Dataset entries
========================================

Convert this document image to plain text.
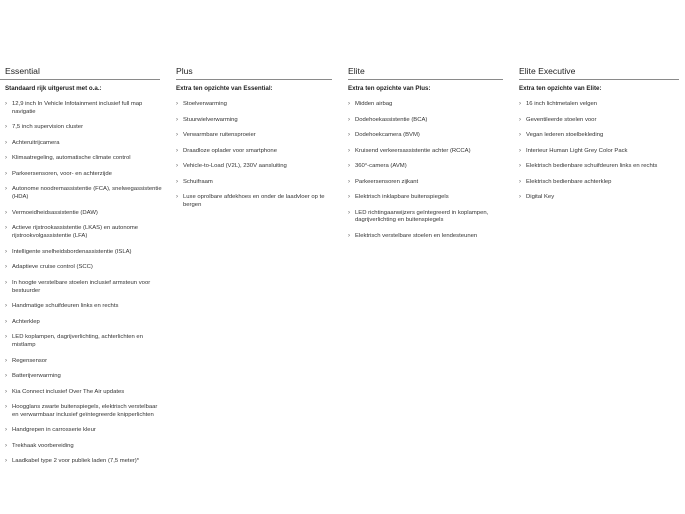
Essential
Standaard rijk uitgerust met o.a.:
› 12,9 inch In Vehicle Infotainment inclusief full map navigatie
› 7,5 inch supervision cluster
› Achteruitrijcamera
› Klimaatregeling, automatische climate control
› Parkeersensoren, voor- en achterzijde
› Autonome noodremassistentie (FCA), snelwegassistentie (HDA)
› Vermoeidheidsassistentie (DAW)
› Actieve rijstrookassistentie (LKAS) en autonome rijstrookvolgassistentie (LFA)
› Intelligente snelheidsbordenassistentie (ISLA)
› Adaptieve cruise control (SCC)
› In hoogte verstelbare stoelen inclusief armsteun voor bestuurder
› Handmatige schuifdeuren links en rechts
› Achterklep
› LED koplampen, dagrijverlichting, achterlichten en mistlamp
› Regensensor
› Batterijverwarming
› Kia Connect inclusief Over The Air updates
› Hoogglans zwarte buitenspiegels, elektrisch verstelbaar en verwarmbaar inclusief geïntegreerde knipperlichten
› Handgrepen in carrosserie kleur
› Trekhaak voorbereiding
› Laadkabel type 2 voor publiek laden (7,5 meter)*
Plus
Extra ten opzichte van Essential:
› Stoelverwarming
› Stuurwielverwarming
› Verwarmbare ruitensproeier
› Draadloze oplader voor smartphone
› Vehicle-to-Load (V2L), 230V aansluiting
› Schuifraam
› Luxe oprolbare afdekhoes en onder de laadvloer op te bergen
Elite
Extra ten opzichte van Plus:
› Midden airbag
› Dodehoekassistentie (BCA)
› Dodehoekcamera (BVM)
› Kruisend verkeersassistentie achter (RCCA)
› 360°-camera (AVM)
› Parkeersensoren zijkant
› Elektrisch inklapbare buitenspiegels
› LED richtingaanwijzers geïntegreerd in koplampen, dagrijverlichting en buitenspiegels
› Elektrisch verstelbare stoelen en lendesteunen
Elite Executive
Extra ten opzichte van Elite:
› 16 inch lichtmetalen velgen
› Geventileerde stoelen voor
› Vegan lederen stoelbekleding
› Interieur Human Light Grey Color Pack
› Elektrisch bedienbare schuifdeuren links en rechts
› Elektrisch bedienbare achterklep
› Digital Key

========================================

EXERCISE REQUIREMENTS: Each entry gets copied exactly; the pictures stay out.

ANSWER TO THE TASK:
Convert this document image to plain text.
Essential
Standaard rijk uitgerust met o.a.:
› 12,9 inch In Vehicle Infotainment inclusief full map navigatie
› 7,5 inch supervision cluster
› Achteruitrijcamera
› Klimaatregeling, automatische climate control
› Parkeersensoren, voor- en achterzijde
› Autonome noodremassistentie (FCA), snelwegassistentie (HDA)
› Vermoeidheidsassistentie (DAW)
› Actieve rijstrookassistentie (LKAS) en autonome rijstrookvolgassistentie (LFA)
› Intelligente snelheidsbordenassistentie (ISLA)
› Adaptieve cruise control (SCC)
› In hoogte verstelbare stoelen inclusief armsteun voor bestuurder
› Handmatige schuifdeuren links en rechts
› Achterklep
› LED koplampen, dagrijverlichting, achterlichten en mistlamp
› Regensensor
› Batterijverwarming
› Kia Connect inclusief Over The Air updates
› Hoogglans zwarte buitenspiegels, elektrisch verstelbaar en verwarmbaar inclusief geïntegreerde knipperlichten
› Handgrepen in carrosserie kleur
› Trekhaak voorbereiding
› Laadkabel type 2 voor publiek laden (7,5 meter)*
Plus
Extra ten opzichte van Essential:
› Stoelverwarming
› Stuurwielverwarming
› Verwarmbare ruitensproeier
› Draadloze oplader voor smartphone
› Vehicle-to-Load (V2L), 230V aansluiting
› Schuifraam
› Luxe oprolbare afdekhoes en onder de laadvloer op te bergen
Elite
Extra ten opzichte van Plus:
› Midden airbag
› Dodehoekassistentie (BCA)
› Dodehoekcamera (BVM)
› Kruisend verkeersassistentie achter (RCCA)
› 360°-camera (AVM)
› Parkeersensoren zijkant
› Elektrisch inklapbare buitenspiegels
› LED richtingaanwijzers geïntegreerd in koplampen, dagrijverlichting en buitenspiegels
› Elektrisch verstelbare stoelen en lendesteunen
Elite Executive
Extra ten opzichte van Elite:
› 16 inch lichtmetalen velgen
› Geventileerde stoelen voor
› Vegan lederen stoelbekleding
› Interieur Human Light Grey Color Pack
› Elektrisch bedienbare schuifdeuren links en rechts
› Elektrisch bedienbare achterklep
› Digital Key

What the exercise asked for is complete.